#### Exercise:
Output all of the entries below precisely as written.

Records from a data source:
* Begin *

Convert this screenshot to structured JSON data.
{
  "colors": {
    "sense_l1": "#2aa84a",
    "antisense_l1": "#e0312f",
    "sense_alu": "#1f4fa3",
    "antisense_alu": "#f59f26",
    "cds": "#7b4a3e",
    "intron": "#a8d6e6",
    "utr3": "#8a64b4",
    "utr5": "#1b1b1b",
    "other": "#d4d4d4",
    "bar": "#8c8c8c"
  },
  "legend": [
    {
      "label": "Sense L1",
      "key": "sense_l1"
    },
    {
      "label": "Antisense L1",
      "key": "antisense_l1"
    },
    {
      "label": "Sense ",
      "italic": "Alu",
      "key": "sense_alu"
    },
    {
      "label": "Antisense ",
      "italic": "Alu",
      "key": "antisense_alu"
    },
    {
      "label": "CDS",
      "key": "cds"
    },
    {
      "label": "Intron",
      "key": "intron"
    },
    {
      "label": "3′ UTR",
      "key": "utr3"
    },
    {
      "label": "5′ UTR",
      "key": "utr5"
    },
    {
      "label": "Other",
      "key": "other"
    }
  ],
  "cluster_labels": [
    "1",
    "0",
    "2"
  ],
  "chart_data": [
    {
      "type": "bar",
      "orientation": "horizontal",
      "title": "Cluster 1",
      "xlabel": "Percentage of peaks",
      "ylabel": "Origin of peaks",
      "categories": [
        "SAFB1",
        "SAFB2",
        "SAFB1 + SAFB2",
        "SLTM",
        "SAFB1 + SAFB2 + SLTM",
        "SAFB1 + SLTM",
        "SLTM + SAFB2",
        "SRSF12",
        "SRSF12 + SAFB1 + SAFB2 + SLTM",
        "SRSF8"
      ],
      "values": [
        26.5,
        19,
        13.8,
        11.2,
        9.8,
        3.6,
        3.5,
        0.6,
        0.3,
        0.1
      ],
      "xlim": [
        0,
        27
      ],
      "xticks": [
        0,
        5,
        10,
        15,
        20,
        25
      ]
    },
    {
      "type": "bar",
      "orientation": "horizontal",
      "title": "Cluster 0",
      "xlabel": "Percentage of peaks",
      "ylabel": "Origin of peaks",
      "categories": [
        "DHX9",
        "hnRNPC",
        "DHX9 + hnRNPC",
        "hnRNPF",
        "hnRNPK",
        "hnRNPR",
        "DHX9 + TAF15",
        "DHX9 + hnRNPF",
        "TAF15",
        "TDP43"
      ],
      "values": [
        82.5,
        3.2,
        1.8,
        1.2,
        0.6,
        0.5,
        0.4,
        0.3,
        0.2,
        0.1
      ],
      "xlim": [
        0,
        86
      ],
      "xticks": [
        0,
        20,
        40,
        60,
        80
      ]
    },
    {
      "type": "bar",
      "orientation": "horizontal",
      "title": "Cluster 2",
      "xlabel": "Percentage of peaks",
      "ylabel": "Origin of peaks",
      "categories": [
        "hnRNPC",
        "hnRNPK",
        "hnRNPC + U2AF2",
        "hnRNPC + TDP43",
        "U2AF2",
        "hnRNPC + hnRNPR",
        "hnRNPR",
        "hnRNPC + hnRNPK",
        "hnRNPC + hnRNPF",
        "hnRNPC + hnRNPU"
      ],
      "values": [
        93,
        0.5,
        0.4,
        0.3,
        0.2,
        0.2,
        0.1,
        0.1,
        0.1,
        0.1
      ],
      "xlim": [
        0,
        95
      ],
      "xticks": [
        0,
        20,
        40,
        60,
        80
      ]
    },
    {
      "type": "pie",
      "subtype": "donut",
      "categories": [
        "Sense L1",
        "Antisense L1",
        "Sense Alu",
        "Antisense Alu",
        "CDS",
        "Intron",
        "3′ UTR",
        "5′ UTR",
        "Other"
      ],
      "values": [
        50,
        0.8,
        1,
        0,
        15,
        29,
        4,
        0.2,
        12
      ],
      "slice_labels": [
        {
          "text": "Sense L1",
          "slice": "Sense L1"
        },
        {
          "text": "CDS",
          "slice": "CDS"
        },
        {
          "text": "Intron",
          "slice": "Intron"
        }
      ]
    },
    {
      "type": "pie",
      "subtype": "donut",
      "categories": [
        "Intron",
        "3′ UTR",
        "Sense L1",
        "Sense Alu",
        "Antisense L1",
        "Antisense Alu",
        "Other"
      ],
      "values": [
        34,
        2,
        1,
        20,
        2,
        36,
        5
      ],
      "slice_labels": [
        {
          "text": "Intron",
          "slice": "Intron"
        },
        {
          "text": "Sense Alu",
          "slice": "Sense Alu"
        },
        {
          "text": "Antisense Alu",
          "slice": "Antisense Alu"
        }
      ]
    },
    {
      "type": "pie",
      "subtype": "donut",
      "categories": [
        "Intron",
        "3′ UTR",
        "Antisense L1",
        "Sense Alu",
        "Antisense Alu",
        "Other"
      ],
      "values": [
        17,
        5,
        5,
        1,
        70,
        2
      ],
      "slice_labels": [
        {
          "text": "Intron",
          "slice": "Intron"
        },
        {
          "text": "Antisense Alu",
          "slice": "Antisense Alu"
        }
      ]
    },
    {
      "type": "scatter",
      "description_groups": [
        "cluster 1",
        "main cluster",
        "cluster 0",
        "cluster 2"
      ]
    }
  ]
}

* End *

#### Final answer:
Convert this screenshot to structured JSON data.
{
  "colors": {
    "sense_l1": "#2aa84a",
    "antisense_l1": "#e0312f",
    "sense_alu": "#1f4fa3",
    "antisense_alu": "#f59f26",
    "cds": "#7b4a3e",
    "intron": "#a8d6e6",
    "utr3": "#8a64b4",
    "utr5": "#1b1b1b",
    "other": "#d4d4d4",
    "bar": "#8c8c8c"
  },
  "legend": [
    {
      "label": "Sense L1",
      "key": "sense_l1"
    },
    {
      "label": "Antisense L1",
      "key": "antisense_l1"
    },
    {
      "label": "Sense ",
      "italic": "Alu",
      "key": "sense_alu"
    },
    {
      "label": "Antisense ",
      "italic": "Alu",
      "key": "antisense_alu"
    },
    {
      "label": "CDS",
      "key": "cds"
    },
    {
      "label": "Intron",
      "key": "intron"
    },
    {
      "label": "3′ UTR",
      "key": "utr3"
    },
    {
      "label": "5′ UTR",
      "key": "utr5"
    },
    {
      "label": "Other",
      "key": "other"
    }
  ],
  "cluster_labels": [
    "1",
    "0",
    "2"
  ],
  "chart_data": [
    {
      "type": "bar",
      "orientation": "horizontal",
      "title": "Cluster 1",
      "xlabel": "Percentage of peaks",
      "ylabel": "Origin of peaks",
      "categories": [
        "SAFB1",
        "SAFB2",
        "SAFB1 + SAFB2",
        "SLTM",
        "SAFB1 + SAFB2 + SLTM",
        "SAFB1 + SLTM",
        "SLTM + SAFB2",
        "SRSF12",
        "SRSF12 + SAFB1 + SAFB2 + SLTM",
        "SRSF8"
      ],
      "values": [
        26.5,
        19,
        13.8,
        11.2,
        9.8,
        3.6,
        3.5,
        0.6,
        0.3,
        0.1
      ],
      "xlim": [
        0,
        27
      ],
      "xticks": [
        0,
        5,
        10,
        15,
        20,
        25
      ]
    },
    {
      "type": "bar",
      "orientation": "horizontal",
      "title": "Cluster 0",
      "xlabel": "Percentage of peaks",
      "ylabel": "Origin of peaks",
      "categories": [
        "DHX9",
        "hnRNPC",
        "DHX9 + hnRNPC",
        "hnRNPF",
        "hnRNPK",
        "hnRNPR",
        "DHX9 + TAF15",
        "DHX9 + hnRNPF",
        "TAF15",
        "TDP43"
      ],
      "values": [
        82.5,
        3.2,
        1.8,
        1.2,
        0.6,
        0.5,
        0.4,
        0.3,
        0.2,
        0.1
      ],
      "xlim": [
        0,
        86
      ],
      "xticks": [
        0,
        20,
        40,
        60,
        80
      ]
    },
    {
      "type": "bar",
      "orientation": "horizontal",
      "title": "Cluster 2",
      "xlabel": "Percentage of peaks",
      "ylabel": "Origin of peaks",
      "categories": [
        "hnRNPC",
        "hnRNPK",
        "hnRNPC + U2AF2",
        "hnRNPC + TDP43",
        "U2AF2",
        "hnRNPC + hnRNPR",
        "hnRNPR",
        "hnRNPC + hnRNPK",
        "hnRNPC + hnRNPF",
        "hnRNPC + hnRNPU"
      ],
      "values": [
        93,
        0.5,
        0.4,
        0.3,
        0.2,
        0.2,
        0.1,
        0.1,
        0.1,
        0.1
      ],
      "xlim": [
        0,
        95
      ],
      "xticks": [
        0,
        20,
        40,
        60,
        80
      ]
    },
    {
      "type": "pie",
      "subtype": "donut",
      "categories": [
        "Sense L1",
        "Antisense L1",
        "Sense Alu",
        "Antisense Alu",
        "CDS",
        "Intron",
        "3′ UTR",
        "5′ UTR",
        "Other"
      ],
      "values": [
        50,
        0.8,
        1,
        0,
        15,
        29,
        4,
        0.2,
        12
      ],
      "slice_labels": [
        {
          "text": "Sense L1",
          "slice": "Sense L1"
        },
        {
          "text": "CDS",
          "slice": "CDS"
        },
        {
          "text": "Intron",
          "slice": "Intron"
        }
      ]
    },
    {
      "type": "pie",
      "subtype": "donut",
      "categories": [
        "Intron",
        "3′ UTR",
        "Sense L1",
        "Sense Alu",
        "Antisense L1",
        "Antisense Alu",
        "Other"
      ],
      "values": [
        34,
        2,
        1,
        20,
        2,
        36,
        5
      ],
      "slice_labels": [
        {
          "text": "Intron",
          "slice": "Intron"
        },
        {
          "text": "Sense Alu",
          "slice": "Sense Alu"
        },
        {
          "text": "Antisense Alu",
          "slice": "Antisense Alu"
        }
      ]
    },
    {
      "type": "pie",
      "subtype": "donut",
      "categories": [
        "Intron",
        "3′ UTR",
        "Antisense L1",
        "Sense Alu",
        "Antisense Alu",
        "Other"
      ],
      "values": [
        17,
        5,
        5,
        1,
        70,
        2
      ],
      "slice_labels": [
        {
          "text": "Intron",
          "slice": "Intron"
        },
        {
          "text": "Antisense Alu",
          "slice": "Antisense Alu"
        }
      ]
    },
    {
      "type": "scatter",
      "description_groups": [
        "cluster 1",
        "main cluster",
        "cluster 0",
        "cluster 2"
      ]
    }
  ]
}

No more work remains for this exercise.